[Dataset entries]

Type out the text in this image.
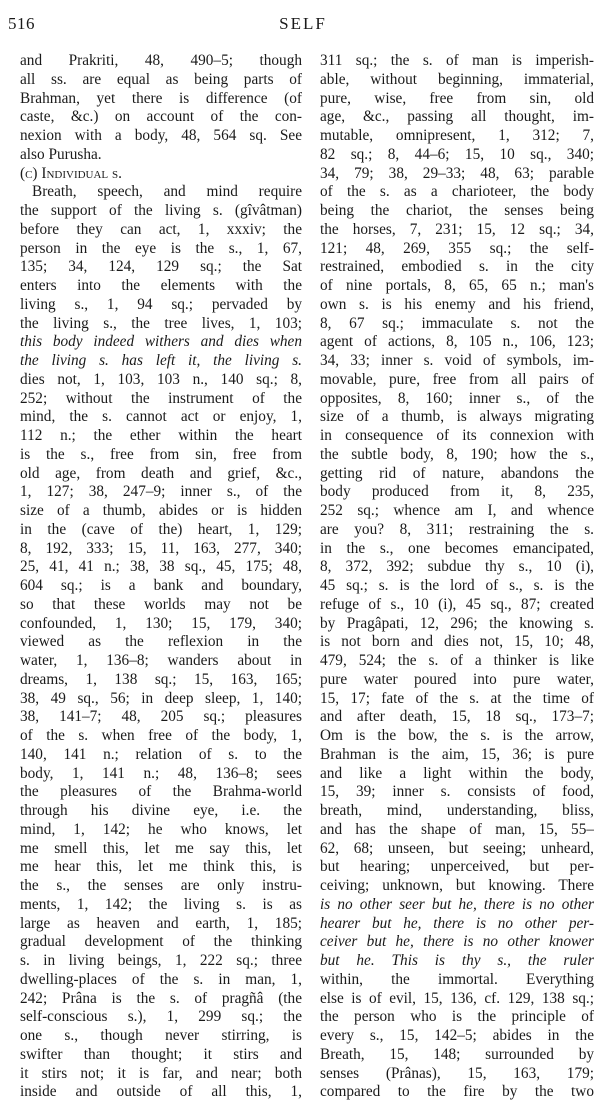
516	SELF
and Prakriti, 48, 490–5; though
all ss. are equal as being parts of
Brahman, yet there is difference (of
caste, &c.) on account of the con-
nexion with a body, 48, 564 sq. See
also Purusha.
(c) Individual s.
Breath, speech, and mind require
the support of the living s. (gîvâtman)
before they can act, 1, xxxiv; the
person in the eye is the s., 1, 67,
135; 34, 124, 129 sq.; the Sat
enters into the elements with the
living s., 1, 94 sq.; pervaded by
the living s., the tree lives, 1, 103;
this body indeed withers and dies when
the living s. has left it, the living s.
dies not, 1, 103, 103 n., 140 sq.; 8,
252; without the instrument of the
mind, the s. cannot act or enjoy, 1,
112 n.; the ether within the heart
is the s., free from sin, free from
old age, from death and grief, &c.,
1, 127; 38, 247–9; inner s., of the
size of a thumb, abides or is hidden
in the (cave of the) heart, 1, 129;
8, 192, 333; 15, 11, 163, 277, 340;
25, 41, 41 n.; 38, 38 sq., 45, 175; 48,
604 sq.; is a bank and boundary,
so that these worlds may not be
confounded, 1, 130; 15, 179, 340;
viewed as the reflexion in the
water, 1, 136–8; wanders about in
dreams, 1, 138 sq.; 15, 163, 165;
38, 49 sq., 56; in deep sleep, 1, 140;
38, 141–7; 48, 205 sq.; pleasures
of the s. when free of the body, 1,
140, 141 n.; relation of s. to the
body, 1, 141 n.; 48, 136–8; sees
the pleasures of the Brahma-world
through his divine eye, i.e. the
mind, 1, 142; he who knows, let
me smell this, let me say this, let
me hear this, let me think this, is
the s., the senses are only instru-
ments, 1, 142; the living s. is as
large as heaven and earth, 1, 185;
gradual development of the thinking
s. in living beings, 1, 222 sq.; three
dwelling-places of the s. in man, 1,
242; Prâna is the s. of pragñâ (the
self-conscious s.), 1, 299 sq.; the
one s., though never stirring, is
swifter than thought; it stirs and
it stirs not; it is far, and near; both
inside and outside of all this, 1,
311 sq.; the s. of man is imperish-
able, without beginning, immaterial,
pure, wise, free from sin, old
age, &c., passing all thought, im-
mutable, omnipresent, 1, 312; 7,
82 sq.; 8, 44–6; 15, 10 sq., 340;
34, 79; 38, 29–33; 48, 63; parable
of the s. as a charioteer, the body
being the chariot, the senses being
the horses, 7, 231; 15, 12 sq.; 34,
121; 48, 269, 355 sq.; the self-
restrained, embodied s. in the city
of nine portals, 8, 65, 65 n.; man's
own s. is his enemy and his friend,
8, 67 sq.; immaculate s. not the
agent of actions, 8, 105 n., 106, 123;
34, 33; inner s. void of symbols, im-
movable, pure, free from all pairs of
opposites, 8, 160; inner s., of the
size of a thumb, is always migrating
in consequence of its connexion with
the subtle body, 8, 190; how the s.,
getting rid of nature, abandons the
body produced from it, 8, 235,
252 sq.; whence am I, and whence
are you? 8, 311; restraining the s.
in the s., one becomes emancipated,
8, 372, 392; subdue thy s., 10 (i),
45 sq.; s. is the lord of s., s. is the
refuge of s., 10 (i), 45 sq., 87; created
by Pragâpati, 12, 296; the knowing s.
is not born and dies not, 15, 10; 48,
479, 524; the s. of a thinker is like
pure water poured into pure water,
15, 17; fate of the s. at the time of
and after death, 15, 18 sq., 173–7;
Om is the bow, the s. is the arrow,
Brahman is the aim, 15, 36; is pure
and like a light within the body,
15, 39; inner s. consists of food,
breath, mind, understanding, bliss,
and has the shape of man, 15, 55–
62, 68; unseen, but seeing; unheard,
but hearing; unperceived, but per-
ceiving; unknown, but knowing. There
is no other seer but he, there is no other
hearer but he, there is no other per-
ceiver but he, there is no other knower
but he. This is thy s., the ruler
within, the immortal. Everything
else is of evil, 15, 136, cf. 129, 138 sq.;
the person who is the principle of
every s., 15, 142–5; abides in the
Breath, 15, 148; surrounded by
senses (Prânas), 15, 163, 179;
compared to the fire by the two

** TASK REQUIREMENTS **
From the data above, show each line that contains "heart".

** OUTPUT **
112 n.; the ether within the heart
in the (cave of the) heart, 1, 129;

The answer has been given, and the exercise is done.